Identify the lines that contain the string "stars" and copy all of them.

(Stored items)
** BEGIN **

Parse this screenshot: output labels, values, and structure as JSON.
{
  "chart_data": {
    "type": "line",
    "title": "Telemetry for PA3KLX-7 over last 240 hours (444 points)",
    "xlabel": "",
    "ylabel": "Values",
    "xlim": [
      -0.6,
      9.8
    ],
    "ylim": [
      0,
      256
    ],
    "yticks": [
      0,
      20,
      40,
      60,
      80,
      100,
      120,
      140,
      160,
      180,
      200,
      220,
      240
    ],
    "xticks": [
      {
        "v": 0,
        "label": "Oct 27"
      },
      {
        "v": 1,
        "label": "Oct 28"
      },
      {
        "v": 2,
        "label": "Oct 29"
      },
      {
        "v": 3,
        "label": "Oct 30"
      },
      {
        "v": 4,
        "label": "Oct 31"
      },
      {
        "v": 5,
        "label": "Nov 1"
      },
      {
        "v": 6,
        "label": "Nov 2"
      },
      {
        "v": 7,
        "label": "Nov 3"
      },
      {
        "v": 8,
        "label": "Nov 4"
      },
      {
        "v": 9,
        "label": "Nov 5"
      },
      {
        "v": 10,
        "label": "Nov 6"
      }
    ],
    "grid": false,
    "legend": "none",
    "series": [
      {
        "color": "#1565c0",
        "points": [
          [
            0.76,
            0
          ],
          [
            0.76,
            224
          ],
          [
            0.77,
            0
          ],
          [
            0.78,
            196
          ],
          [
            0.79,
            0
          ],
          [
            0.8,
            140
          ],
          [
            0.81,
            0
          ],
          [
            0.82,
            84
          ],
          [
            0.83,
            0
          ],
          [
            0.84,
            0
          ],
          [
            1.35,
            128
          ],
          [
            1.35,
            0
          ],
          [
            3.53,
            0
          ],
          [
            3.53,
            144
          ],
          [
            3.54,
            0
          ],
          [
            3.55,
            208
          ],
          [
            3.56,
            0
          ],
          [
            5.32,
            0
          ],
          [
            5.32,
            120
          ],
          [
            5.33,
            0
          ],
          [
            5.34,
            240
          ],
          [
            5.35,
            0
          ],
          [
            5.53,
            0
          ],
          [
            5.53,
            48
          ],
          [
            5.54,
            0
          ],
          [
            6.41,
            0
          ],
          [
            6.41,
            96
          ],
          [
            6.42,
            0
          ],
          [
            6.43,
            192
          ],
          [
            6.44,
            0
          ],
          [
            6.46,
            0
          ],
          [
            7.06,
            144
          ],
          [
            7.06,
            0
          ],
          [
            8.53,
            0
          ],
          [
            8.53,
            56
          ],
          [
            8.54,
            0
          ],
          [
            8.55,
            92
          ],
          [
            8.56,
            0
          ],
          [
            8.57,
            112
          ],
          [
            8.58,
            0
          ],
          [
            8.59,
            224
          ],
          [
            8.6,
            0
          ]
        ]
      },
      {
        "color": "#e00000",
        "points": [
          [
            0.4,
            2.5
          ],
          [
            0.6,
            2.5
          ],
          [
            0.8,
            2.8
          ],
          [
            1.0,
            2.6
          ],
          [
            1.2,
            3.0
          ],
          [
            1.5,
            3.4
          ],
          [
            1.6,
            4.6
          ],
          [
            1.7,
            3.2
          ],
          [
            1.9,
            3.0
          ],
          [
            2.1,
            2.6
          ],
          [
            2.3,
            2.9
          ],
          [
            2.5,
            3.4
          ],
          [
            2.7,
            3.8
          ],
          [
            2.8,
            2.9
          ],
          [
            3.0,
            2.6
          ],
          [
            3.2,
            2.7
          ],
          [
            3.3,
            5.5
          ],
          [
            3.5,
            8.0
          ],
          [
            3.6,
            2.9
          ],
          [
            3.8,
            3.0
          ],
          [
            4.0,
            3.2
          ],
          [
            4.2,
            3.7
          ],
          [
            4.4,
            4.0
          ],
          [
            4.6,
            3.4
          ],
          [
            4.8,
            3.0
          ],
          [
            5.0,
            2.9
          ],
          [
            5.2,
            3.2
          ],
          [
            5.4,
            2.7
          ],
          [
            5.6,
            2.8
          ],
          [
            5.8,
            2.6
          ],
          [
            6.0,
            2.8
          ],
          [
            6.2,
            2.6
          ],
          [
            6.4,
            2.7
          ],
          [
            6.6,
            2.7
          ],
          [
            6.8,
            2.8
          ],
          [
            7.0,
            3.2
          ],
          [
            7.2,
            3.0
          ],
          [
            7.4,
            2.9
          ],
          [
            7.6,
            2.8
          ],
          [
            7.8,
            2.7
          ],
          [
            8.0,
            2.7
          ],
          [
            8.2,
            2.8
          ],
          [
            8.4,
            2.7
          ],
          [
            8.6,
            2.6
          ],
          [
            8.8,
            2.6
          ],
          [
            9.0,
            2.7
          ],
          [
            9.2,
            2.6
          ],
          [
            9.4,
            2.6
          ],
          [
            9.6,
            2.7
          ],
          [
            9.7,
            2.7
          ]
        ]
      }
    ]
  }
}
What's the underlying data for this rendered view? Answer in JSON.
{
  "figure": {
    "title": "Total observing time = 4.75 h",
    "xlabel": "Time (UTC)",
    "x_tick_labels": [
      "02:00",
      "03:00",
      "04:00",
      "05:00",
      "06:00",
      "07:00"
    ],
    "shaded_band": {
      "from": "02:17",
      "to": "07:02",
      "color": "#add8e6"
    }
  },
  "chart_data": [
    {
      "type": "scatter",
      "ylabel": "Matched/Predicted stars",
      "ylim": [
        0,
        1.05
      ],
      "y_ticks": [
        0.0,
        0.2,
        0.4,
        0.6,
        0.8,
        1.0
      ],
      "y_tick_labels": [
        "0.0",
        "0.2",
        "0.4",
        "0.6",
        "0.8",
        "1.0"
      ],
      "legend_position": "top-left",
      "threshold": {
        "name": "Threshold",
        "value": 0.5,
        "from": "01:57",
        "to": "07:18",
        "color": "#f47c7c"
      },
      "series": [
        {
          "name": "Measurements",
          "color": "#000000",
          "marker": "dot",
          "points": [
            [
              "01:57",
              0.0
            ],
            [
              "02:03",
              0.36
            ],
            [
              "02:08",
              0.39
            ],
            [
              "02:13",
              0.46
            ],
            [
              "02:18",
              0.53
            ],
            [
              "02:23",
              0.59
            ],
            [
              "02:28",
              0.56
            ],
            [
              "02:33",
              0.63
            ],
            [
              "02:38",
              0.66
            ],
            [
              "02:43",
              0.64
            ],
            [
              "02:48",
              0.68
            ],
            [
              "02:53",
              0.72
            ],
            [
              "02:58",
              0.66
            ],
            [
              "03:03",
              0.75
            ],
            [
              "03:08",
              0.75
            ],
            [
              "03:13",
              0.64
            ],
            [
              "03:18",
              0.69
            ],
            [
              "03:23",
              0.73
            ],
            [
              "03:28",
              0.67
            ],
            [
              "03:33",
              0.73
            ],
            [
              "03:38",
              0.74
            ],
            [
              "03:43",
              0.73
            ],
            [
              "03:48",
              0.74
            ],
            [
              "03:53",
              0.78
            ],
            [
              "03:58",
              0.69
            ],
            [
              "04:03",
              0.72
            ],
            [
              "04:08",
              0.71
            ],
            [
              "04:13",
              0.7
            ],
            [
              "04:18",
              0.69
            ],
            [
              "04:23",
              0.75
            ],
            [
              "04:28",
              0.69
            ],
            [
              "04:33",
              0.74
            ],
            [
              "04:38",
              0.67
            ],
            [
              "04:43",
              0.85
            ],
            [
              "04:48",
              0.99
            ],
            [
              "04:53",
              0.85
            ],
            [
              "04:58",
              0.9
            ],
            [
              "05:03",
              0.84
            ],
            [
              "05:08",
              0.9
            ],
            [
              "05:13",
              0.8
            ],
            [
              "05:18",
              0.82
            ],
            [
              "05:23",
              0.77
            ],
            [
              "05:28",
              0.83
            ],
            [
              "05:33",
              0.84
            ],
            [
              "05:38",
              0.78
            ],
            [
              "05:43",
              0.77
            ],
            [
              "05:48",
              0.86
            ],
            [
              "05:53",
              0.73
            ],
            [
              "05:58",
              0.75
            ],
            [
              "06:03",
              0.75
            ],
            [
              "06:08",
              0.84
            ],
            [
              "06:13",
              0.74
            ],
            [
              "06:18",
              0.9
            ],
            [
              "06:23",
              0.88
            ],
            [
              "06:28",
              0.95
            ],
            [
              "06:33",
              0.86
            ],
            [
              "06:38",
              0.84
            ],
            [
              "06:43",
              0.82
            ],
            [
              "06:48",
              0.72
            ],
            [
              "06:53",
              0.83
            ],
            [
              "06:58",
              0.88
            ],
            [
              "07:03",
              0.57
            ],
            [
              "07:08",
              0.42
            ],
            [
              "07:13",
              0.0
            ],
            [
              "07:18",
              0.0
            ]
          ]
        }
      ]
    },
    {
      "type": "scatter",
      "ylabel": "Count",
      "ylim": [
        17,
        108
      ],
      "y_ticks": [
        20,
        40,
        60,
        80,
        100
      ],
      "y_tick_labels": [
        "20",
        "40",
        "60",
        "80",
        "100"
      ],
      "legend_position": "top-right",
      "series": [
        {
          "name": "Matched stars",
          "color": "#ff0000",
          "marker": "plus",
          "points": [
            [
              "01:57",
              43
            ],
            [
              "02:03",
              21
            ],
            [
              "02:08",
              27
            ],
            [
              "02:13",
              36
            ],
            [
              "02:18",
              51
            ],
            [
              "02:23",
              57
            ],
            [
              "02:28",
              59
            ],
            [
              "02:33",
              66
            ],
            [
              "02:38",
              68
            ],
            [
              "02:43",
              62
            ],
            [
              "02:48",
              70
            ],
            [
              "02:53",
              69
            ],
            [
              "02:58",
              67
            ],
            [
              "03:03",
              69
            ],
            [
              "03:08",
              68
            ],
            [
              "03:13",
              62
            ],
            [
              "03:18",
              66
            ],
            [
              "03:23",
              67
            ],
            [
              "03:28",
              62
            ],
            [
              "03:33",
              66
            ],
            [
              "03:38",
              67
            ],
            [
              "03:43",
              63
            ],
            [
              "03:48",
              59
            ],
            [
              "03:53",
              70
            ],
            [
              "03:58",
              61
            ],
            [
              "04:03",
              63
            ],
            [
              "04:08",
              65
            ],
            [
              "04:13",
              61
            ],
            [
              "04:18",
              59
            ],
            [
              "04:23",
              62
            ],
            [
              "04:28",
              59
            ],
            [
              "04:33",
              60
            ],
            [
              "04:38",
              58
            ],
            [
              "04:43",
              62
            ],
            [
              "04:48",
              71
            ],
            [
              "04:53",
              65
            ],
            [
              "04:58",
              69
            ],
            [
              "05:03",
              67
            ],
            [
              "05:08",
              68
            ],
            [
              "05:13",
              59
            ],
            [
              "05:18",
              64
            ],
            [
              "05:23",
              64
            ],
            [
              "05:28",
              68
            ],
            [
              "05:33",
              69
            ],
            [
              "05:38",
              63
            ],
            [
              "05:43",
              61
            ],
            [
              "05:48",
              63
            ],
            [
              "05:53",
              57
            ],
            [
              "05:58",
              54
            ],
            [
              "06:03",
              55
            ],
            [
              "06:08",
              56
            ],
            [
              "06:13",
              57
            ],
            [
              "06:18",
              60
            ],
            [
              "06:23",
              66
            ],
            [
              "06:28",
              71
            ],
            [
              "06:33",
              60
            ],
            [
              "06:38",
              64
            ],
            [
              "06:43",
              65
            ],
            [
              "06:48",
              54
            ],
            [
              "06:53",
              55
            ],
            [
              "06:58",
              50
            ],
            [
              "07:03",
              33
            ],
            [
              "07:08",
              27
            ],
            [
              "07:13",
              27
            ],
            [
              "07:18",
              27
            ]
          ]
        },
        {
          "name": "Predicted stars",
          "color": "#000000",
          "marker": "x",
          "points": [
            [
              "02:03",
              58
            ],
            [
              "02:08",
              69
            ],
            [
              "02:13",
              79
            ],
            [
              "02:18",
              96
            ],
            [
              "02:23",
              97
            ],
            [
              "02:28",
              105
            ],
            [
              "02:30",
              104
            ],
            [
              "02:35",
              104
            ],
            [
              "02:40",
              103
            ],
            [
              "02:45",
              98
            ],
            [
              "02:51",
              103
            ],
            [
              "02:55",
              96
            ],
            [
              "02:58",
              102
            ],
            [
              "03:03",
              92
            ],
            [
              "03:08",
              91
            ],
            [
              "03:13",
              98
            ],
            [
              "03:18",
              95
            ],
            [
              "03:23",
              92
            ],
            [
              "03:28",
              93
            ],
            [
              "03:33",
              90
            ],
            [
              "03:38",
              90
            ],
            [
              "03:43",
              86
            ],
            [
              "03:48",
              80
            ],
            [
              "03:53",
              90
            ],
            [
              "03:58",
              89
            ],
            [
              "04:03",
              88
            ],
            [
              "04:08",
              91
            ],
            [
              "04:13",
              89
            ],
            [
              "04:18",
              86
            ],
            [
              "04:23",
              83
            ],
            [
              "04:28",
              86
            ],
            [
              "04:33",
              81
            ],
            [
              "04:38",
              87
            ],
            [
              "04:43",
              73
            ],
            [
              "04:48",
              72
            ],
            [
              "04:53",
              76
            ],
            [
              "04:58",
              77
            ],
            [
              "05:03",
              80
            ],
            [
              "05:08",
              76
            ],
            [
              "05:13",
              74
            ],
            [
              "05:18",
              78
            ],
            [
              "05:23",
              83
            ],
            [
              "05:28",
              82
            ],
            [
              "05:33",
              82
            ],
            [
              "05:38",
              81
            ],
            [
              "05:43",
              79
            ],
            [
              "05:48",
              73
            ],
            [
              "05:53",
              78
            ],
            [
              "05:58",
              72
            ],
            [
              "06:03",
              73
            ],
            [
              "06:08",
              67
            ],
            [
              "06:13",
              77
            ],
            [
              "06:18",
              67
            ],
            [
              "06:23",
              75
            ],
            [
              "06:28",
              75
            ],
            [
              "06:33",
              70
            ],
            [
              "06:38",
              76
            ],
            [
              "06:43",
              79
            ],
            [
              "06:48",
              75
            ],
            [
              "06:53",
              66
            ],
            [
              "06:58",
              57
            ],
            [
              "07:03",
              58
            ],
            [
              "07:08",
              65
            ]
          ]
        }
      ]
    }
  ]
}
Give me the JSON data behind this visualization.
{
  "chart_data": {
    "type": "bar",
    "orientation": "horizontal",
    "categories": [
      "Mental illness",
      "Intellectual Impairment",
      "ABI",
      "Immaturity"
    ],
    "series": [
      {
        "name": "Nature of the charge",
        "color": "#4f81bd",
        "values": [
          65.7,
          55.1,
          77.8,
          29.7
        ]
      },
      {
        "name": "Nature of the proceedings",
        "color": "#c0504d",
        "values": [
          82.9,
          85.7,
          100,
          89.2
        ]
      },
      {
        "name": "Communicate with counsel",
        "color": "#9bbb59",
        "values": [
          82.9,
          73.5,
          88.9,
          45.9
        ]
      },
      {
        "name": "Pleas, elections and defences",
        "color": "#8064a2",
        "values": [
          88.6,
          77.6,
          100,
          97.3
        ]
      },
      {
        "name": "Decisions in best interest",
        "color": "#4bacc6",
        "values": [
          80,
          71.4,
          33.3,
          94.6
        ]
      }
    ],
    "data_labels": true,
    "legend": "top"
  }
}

** END **

**Solution for this problem**
      "ylabel": "Matched/Predicted stars",
          "name": "Matched stars",
          "name": "Predicted stars",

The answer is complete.